* Begin MATERIAL PROVIDED *
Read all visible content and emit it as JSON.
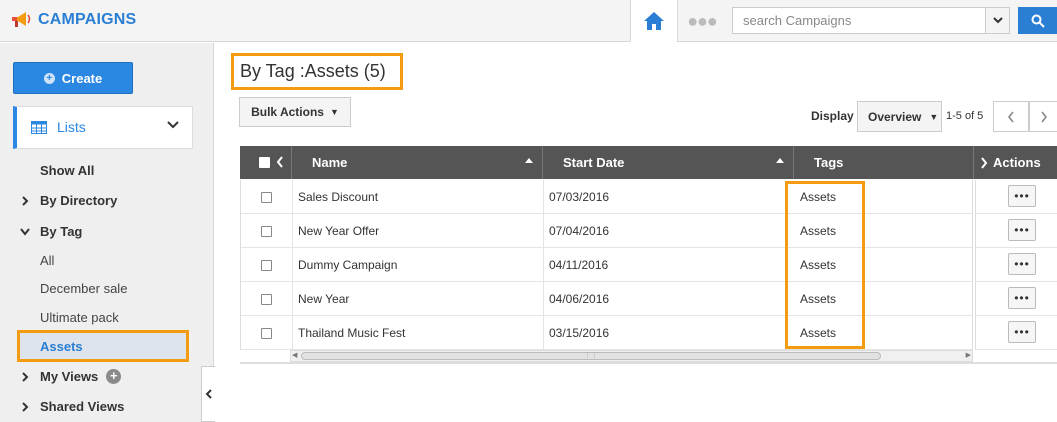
{
  "app": {
    "name": "CAMPAIGNS",
    "brand_color": "#2a7fd4",
    "accent_color": "#f39c12"
  },
  "topbar": {
    "home_icon": "home-icon",
    "more_icon": "ellipsis-icon",
    "search_placeholder": "search Campaigns",
    "search_icon": "search-icon"
  },
  "sidebar": {
    "create_label": "Create",
    "lists_label": "Lists",
    "show_all": "Show All",
    "by_directory": "By Directory",
    "by_tag": "By Tag",
    "tags": [
      "All",
      "December sale",
      "Ultimate pack",
      "Assets"
    ],
    "my_views": "My Views",
    "shared_views": "Shared Views"
  },
  "main": {
    "title": "By Tag :Assets (5)",
    "bulk_actions": "Bulk Actions",
    "display_label": "Display",
    "display_value": "Overview",
    "pager_text": "1-5 of 5"
  },
  "table": {
    "columns": {
      "name": "Name",
      "start_date": "Start Date",
      "tags": "Tags",
      "actions": "Actions"
    },
    "rows": [
      {
        "name": "Sales Discount",
        "start_date": "07/03/2016",
        "tags": "Assets"
      },
      {
        "name": "New Year Offer",
        "start_date": "07/04/2016",
        "tags": "Assets"
      },
      {
        "name": "Dummy Campaign",
        "start_date": "04/11/2016",
        "tags": "Assets"
      },
      {
        "name": "New Year",
        "start_date": "04/06/2016",
        "tags": "Assets"
      },
      {
        "name": "Thailand Music Fest",
        "start_date": "03/15/2016",
        "tags": "Assets"
      }
    ],
    "row_action_label": "•••"
  }
}
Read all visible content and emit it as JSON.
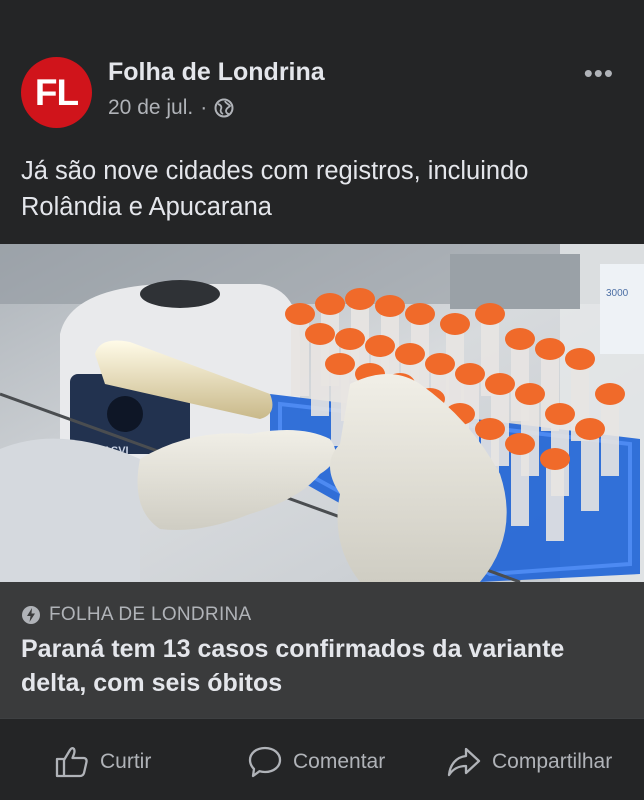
{
  "post": {
    "page_name": "Folha de Londrina",
    "avatar_text": "FL",
    "date": "20 de jul.",
    "separator": "·",
    "more_label": "•••",
    "text": "Já são nove cidades com registros, incluindo Rolândia e Apucarana"
  },
  "link": {
    "source": "FOLHA DE LONDRINA",
    "title": "Paraná tem 13 casos confirmados da variante delta, com seis óbitos",
    "image_texts": {
      "machine_label": "KASVI",
      "tube_label": "3000"
    }
  },
  "actions": {
    "like": "Curtir",
    "comment": "Comentar",
    "share": "Compartilhar"
  },
  "colors": {
    "background": "#242526",
    "link_box": "#3a3b3c",
    "avatar_red": "#d0141b",
    "text_primary": "#e4e6eb",
    "text_secondary": "#b0b3b8",
    "tube_cap_orange": "#f06a2a",
    "rack_blue": "#1e63d6"
  },
  "icons": [
    "globe-icon",
    "more-icon",
    "bolt-icon",
    "like-icon",
    "comment-icon",
    "share-icon"
  ]
}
* End MATERIAL PROVIDED *
*PROBLEM TO SOLVE:*
Transcribe the full listing above exactly, with the images removed.

*TASK SOLUTION:*
Read all visible content and emit it as JSON.
{
  "app": {
    "name": "CAMPAIGNS",
    "brand_color": "#2a7fd4",
    "accent_color": "#f39c12"
  },
  "topbar": {
    "home_icon": "home-icon",
    "more_icon": "ellipsis-icon",
    "search_placeholder": "search Campaigns",
    "search_icon": "search-icon"
  },
  "sidebar": {
    "create_label": "Create",
    "lists_label": "Lists",
    "show_all": "Show All",
    "by_directory": "By Directory",
    "by_tag": "By Tag",
    "tags": [
      "All",
      "December sale",
      "Ultimate pack",
      "Assets"
    ],
    "my_views": "My Views",
    "shared_views": "Shared Views"
  },
  "main": {
    "title": "By Tag :Assets (5)",
    "bulk_actions": "Bulk Actions",
    "display_label": "Display",
    "display_value": "Overview",
    "pager_text": "1-5 of 5"
  },
  "table": {
    "columns": {
      "name": "Name",
      "start_date": "Start Date",
      "tags": "Tags",
      "actions": "Actions"
    },
    "rows": [
      {
        "name": "Sales Discount",
        "start_date": "07/03/2016",
        "tags": "Assets"
      },
      {
        "name": "New Year Offer",
        "start_date": "07/04/2016",
        "tags": "Assets"
      },
      {
        "name": "Dummy Campaign",
        "start_date": "04/11/2016",
        "tags": "Assets"
      },
      {
        "name": "New Year",
        "start_date": "04/06/2016",
        "tags": "Assets"
      },
      {
        "name": "Thailand Music Fest",
        "start_date": "03/15/2016",
        "tags": "Assets"
      }
    ],
    "row_action_label": "•••"
  }
}
Read all visible content and emit it as JSON.
{
  "post": {
    "page_name": "Folha de Londrina",
    "avatar_text": "FL",
    "date": "20 de jul.",
    "separator": "·",
    "more_label": "•••",
    "text": "Já são nove cidades com registros, incluindo Rolândia e Apucarana"
  },
  "link": {
    "source": "FOLHA DE LONDRINA",
    "title": "Paraná tem 13 casos confirmados da variante delta, com seis óbitos",
    "image_texts": {
      "machine_label": "KASVI",
      "tube_label": "3000"
    }
  },
  "actions": {
    "like": "Curtir",
    "comment": "Comentar",
    "share": "Compartilhar"
  },
  "colors": {
    "background": "#242526",
    "link_box": "#3a3b3c",
    "avatar_red": "#d0141b",
    "text_primary": "#e4e6eb",
    "text_secondary": "#b0b3b8",
    "tube_cap_orange": "#f06a2a",
    "rack_blue": "#1e63d6"
  },
  "icons": [
    "globe-icon",
    "more-icon",
    "bolt-icon",
    "like-icon",
    "comment-icon",
    "share-icon"
  ]
}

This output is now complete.